** begin Supplied data **
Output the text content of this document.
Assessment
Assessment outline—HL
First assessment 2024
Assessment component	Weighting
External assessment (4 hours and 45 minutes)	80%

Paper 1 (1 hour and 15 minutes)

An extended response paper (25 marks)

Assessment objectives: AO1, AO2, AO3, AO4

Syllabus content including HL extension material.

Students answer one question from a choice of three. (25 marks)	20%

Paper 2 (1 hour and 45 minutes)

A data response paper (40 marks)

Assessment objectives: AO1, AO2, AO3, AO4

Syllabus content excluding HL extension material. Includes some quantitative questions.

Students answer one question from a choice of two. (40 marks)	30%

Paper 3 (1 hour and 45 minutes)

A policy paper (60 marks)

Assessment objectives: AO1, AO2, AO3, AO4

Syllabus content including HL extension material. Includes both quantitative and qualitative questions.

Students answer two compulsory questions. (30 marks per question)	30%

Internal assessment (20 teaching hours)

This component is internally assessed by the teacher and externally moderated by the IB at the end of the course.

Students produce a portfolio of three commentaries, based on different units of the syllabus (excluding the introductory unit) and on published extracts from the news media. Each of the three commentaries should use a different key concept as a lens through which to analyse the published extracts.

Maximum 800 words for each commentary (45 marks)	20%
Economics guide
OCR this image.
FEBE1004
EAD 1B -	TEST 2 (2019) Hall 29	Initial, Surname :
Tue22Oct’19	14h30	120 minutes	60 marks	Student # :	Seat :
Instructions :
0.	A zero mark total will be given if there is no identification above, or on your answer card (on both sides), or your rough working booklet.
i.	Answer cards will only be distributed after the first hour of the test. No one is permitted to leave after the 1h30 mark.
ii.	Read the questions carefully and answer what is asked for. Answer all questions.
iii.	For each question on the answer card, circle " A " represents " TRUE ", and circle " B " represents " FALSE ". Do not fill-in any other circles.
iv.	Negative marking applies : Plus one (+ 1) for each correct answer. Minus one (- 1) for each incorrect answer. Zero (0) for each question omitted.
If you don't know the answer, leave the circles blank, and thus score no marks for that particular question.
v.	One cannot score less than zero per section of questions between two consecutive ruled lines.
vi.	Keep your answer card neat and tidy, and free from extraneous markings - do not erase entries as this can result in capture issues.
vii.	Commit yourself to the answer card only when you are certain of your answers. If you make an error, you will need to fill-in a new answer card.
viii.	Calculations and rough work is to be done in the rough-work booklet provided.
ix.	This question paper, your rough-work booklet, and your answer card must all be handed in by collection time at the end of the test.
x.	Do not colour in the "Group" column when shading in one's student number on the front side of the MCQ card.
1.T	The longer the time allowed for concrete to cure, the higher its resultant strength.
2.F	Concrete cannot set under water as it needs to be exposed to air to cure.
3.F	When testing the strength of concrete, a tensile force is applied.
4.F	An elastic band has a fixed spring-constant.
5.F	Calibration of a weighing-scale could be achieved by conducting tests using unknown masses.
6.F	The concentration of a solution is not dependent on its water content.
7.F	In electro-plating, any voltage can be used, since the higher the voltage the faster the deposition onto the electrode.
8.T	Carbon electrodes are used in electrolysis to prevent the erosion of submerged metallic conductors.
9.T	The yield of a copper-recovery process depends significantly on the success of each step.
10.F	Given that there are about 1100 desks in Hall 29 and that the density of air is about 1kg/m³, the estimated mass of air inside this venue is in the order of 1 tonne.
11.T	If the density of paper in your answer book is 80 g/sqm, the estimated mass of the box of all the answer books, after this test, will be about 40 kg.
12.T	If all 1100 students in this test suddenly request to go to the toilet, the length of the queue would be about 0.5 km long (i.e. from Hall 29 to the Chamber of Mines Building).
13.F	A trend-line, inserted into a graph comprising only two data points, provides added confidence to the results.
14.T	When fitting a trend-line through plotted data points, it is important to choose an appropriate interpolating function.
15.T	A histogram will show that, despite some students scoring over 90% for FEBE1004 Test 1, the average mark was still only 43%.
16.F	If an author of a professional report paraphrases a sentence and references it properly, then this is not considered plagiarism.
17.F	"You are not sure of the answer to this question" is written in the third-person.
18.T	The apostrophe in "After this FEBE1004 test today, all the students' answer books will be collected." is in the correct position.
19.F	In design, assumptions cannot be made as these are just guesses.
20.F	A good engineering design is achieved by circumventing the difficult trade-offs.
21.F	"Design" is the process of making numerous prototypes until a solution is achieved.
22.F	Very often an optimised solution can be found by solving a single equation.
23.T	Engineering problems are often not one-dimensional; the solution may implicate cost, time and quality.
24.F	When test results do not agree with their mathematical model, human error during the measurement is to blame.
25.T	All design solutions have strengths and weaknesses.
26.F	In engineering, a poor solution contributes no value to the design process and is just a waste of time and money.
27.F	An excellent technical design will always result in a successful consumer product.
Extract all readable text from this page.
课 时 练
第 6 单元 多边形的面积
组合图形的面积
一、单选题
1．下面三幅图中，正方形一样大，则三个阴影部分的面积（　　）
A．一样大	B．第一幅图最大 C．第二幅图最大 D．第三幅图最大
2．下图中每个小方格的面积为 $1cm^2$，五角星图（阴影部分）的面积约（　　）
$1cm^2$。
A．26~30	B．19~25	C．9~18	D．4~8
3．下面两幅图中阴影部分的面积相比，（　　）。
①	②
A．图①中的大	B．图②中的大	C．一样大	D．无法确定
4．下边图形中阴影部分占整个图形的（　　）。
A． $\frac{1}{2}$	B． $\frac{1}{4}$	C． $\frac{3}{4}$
** end Supplied data **
_Written exercise_: Write an exact transcription of every entry above.

_The solution_:
Output the text content of this document.
Assessment
Assessment outline—HL
First assessment 2024
Assessment component	Weighting
External assessment (4 hours and 45 minutes)	80%

Paper 1 (1 hour and 15 minutes)

An extended response paper (25 marks)

Assessment objectives: AO1, AO2, AO3, AO4

Syllabus content including HL extension material.

Students answer one question from a choice of three. (25 marks)	20%

Paper 2 (1 hour and 45 minutes)

A data response paper (40 marks)

Assessment objectives: AO1, AO2, AO3, AO4

Syllabus content excluding HL extension material. Includes some quantitative questions.

Students answer one question from a choice of two. (40 marks)	30%

Paper 3 (1 hour and 45 minutes)

A policy paper (60 marks)

Assessment objectives: AO1, AO2, AO3, AO4

Syllabus content including HL extension material. Includes both quantitative and qualitative questions.

Students answer two compulsory questions. (30 marks per question)	30%

Internal assessment (20 teaching hours)

This component is internally assessed by the teacher and externally moderated by the IB at the end of the course.

Students produce a portfolio of three commentaries, based on different units of the syllabus (excluding the introductory unit) and on published extracts from the news media. Each of the three commentaries should use a different key concept as a lens through which to analyse the published extracts.

Maximum 800 words for each commentary (45 marks)	20%
Economics guide
OCR this image.
FEBE1004
EAD 1B -	TEST 2 (2019) Hall 29	Initial, Surname :
Tue22Oct’19	14h30	120 minutes	60 marks	Student # :	Seat :
Instructions :
0.	A zero mark total will be given if there is no identification above, or on your answer card (on both sides), or your rough working booklet.
i.	Answer cards will only be distributed after the first hour of the test. No one is permitted to leave after the 1h30 mark.
ii.	Read the questions carefully and answer what is asked for. Answer all questions.
iii.	For each question on the answer card, circle " A " represents " TRUE ", and circle " B " represents " FALSE ". Do not fill-in any other circles.
iv.	Negative marking applies : Plus one (+ 1) for each correct answer. Minus one (- 1) for each incorrect answer. Zero (0) for each question omitted.
If you don't know the answer, leave the circles blank, and thus score no marks for that particular question.
v.	One cannot score less than zero per section of questions between two consecutive ruled lines.
vi.	Keep your answer card neat and tidy, and free from extraneous markings - do not erase entries as this can result in capture issues.
vii.	Commit yourself to the answer card only when you are certain of your answers. If you make an error, you will need to fill-in a new answer card.
viii.	Calculations and rough work is to be done in the rough-work booklet provided.
ix.	This question paper, your rough-work booklet, and your answer card must all be handed in by collection time at the end of the test.
x.	Do not colour in the "Group" column when shading in one's student number on the front side of the MCQ card.
1.T	The longer the time allowed for concrete to cure, the higher its resultant strength.
2.F	Concrete cannot set under water as it needs to be exposed to air to cure.
3.F	When testing the strength of concrete, a tensile force is applied.
4.F	An elastic band has a fixed spring-constant.
5.F	Calibration of a weighing-scale could be achieved by conducting tests using unknown masses.
6.F	The concentration of a solution is not dependent on its water content.
7.F	In electro-plating, any voltage can be used, since the higher the voltage the faster the deposition onto the electrode.
8.T	Carbon electrodes are used in electrolysis to prevent the erosion of submerged metallic conductors.
9.T	The yield of a copper-recovery process depends significantly on the success of each step.
10.F	Given that there are about 1100 desks in Hall 29 and that the density of air is about 1kg/m³, the estimated mass of air inside this venue is in the order of 1 tonne.
11.T	If the density of paper in your answer book is 80 g/sqm, the estimated mass of the box of all the answer books, after this test, will be about 40 kg.
12.T	If all 1100 students in this test suddenly request to go to the toilet, the length of the queue would be about 0.5 km long (i.e. from Hall 29 to the Chamber of Mines Building).
13.F	A trend-line, inserted into a graph comprising only two data points, provides added confidence to the results.
14.T	When fitting a trend-line through plotted data points, it is important to choose an appropriate interpolating function.
15.T	A histogram will show that, despite some students scoring over 90% for FEBE1004 Test 1, the average mark was still only 43%.
16.F	If an author of a professional report paraphrases a sentence and references it properly, then this is not considered plagiarism.
17.F	"You are not sure of the answer to this question" is written in the third-person.
18.T	The apostrophe in "After this FEBE1004 test today, all the students' answer books will be collected." is in the correct position.
19.F	In design, assumptions cannot be made as these are just guesses.
20.F	A good engineering design is achieved by circumventing the difficult trade-offs.
21.F	"Design" is the process of making numerous prototypes until a solution is achieved.
22.F	Very often an optimised solution can be found by solving a single equation.
23.T	Engineering problems are often not one-dimensional; the solution may implicate cost, time and quality.
24.F	When test results do not agree with their mathematical model, human error during the measurement is to blame.
25.T	All design solutions have strengths and weaknesses.
26.F	In engineering, a poor solution contributes no value to the design process and is just a waste of time and money.
27.F	An excellent technical design will always result in a successful consumer product.
Extract all readable text from this page.
课 时 练
第 6 单元 多边形的面积
组合图形的面积
一、单选题
1．下面三幅图中，正方形一样大，则三个阴影部分的面积（　　）
A．一样大	B．第一幅图最大 C．第二幅图最大 D．第三幅图最大
2．下图中每个小方格的面积为 $1cm^2$，五角星图（阴影部分）的面积约（　　）
$1cm^2$。
A．26~30	B．19~25	C．9~18	D．4~8
3．下面两幅图中阴影部分的面积相比，（　　）。
①	②
A．图①中的大	B．图②中的大	C．一样大	D．无法确定
4．下边图形中阴影部分占整个图形的（　　）。
A． $\frac{1}{2}$	B． $\frac{1}{4}$	C． $\frac{3}{4}$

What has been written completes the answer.